▶ PROBLEM TO SOLVE
Count the lines below that include the word "this" and write that number alone.

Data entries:
++++++++++++++++++++
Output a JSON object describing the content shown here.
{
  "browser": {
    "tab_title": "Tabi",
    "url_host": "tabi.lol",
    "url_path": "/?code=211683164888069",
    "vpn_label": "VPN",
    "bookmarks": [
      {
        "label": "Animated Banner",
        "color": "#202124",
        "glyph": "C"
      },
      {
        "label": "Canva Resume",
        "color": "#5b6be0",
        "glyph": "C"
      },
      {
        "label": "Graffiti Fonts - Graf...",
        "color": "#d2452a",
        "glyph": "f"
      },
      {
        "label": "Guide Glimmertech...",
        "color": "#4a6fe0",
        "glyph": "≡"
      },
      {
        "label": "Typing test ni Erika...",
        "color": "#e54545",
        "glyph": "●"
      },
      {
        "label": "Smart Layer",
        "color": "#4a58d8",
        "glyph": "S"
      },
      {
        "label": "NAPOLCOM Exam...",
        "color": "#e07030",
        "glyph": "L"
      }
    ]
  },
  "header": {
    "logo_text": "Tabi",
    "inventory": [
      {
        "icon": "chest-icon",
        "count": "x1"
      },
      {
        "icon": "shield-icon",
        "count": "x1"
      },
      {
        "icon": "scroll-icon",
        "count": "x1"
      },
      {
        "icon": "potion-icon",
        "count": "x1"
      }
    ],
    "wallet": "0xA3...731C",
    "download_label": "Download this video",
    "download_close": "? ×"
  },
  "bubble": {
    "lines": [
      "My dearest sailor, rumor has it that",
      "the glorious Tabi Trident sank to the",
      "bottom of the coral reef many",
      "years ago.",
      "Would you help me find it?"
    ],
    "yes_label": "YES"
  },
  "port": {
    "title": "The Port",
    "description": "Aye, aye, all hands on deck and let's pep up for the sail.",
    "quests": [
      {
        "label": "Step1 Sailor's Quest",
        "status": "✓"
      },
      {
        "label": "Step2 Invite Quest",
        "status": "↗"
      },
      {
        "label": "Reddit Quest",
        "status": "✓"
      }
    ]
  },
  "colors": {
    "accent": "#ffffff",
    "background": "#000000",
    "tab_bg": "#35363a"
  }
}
++++++++++++++++++++
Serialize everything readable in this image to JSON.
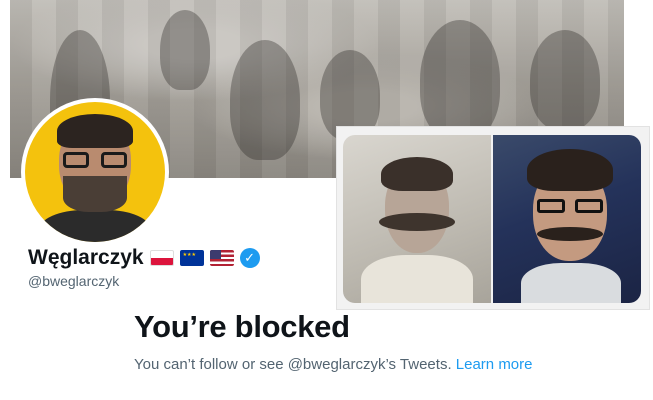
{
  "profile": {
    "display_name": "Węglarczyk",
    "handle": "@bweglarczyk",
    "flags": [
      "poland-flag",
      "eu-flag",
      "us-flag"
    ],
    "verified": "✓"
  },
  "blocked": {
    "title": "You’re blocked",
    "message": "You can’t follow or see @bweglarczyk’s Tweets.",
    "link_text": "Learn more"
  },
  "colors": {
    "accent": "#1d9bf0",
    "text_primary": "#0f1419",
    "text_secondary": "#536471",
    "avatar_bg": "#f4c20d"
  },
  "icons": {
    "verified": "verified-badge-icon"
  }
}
++++++++++++++++++++
▶ THE SOLUTION
2